SET EXERCISE — Only the run of lines from the one containing "What does this" through the last line should be returned, exactly as written.

----- GIVEN ENTRIES

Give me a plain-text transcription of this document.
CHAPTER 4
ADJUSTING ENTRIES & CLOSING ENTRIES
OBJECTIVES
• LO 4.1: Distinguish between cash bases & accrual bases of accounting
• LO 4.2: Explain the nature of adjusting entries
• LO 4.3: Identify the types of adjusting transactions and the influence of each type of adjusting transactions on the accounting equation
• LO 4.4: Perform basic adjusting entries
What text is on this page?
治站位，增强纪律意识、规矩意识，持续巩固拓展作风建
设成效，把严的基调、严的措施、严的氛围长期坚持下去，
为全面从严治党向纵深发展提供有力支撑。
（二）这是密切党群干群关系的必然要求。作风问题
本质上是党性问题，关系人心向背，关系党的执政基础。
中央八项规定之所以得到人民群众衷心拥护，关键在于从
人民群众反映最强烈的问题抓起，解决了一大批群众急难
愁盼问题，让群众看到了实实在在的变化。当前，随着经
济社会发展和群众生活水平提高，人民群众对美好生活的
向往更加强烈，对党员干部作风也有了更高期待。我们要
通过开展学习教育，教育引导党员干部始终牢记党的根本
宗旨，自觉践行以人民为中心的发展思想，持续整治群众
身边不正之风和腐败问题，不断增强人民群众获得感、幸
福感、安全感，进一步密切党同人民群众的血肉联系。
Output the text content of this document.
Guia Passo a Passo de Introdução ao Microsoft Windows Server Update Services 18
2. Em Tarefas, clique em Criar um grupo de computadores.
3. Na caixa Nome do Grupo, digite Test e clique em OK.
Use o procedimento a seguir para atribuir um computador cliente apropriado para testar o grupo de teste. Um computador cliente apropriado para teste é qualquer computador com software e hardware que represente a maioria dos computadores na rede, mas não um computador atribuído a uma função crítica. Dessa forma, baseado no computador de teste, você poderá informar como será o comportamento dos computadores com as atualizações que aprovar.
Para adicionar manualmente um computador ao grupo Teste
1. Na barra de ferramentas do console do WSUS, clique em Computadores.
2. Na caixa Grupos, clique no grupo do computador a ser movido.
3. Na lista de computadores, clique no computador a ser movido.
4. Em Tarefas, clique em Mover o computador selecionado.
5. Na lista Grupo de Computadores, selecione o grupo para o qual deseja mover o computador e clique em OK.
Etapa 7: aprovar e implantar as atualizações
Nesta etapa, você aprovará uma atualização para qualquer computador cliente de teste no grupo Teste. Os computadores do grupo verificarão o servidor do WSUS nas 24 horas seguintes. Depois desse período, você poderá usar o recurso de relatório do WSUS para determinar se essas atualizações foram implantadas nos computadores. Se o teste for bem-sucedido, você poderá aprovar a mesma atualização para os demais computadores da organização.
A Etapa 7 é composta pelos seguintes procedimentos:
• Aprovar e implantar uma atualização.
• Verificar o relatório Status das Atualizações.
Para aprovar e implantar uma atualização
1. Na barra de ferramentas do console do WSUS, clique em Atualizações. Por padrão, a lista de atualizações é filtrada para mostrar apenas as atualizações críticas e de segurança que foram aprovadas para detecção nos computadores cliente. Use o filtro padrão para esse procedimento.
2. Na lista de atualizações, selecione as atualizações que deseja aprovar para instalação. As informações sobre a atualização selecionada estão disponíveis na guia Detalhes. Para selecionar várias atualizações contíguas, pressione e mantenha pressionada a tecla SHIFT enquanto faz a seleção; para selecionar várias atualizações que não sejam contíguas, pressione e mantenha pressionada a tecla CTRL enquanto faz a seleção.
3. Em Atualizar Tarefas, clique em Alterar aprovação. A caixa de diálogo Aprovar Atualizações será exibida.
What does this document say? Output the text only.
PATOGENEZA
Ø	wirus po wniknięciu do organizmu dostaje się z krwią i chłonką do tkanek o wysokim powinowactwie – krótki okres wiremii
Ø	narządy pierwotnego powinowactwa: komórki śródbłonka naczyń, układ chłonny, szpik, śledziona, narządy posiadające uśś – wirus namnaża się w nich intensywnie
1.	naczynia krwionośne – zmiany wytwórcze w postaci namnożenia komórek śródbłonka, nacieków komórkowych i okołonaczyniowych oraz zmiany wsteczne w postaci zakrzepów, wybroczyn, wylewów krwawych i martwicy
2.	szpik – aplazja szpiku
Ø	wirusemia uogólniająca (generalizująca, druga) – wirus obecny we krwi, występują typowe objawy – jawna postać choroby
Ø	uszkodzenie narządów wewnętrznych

----------

TASK OUTPUT —
What does this document say? Output the text only.
PATOGENEZA
Ø	wirus po wniknięciu do organizmu dostaje się z krwią i chłonką do tkanek o wysokim powinowactwie – krótki okres wiremii
Ø	narządy pierwotnego powinowactwa: komórki śródbłonka naczyń, układ chłonny, szpik, śledziona, narządy posiadające uśś – wirus namnaża się w nich intensywnie
1.	naczynia krwionośne – zmiany wytwórcze w postaci namnożenia komórek śródbłonka, nacieków komórkowych i okołonaczyniowych oraz zmiany wsteczne w postaci zakrzepów, wybroczyn, wylewów krwawych i martwicy
2.	szpik – aplazja szpiku
Ø	wirusemia uogólniająca (generalizująca, druga) – wirus obecny we krwi, występują typowe objawy – jawna postać choroby
Ø	uszkodzenie narządów wewnętrznych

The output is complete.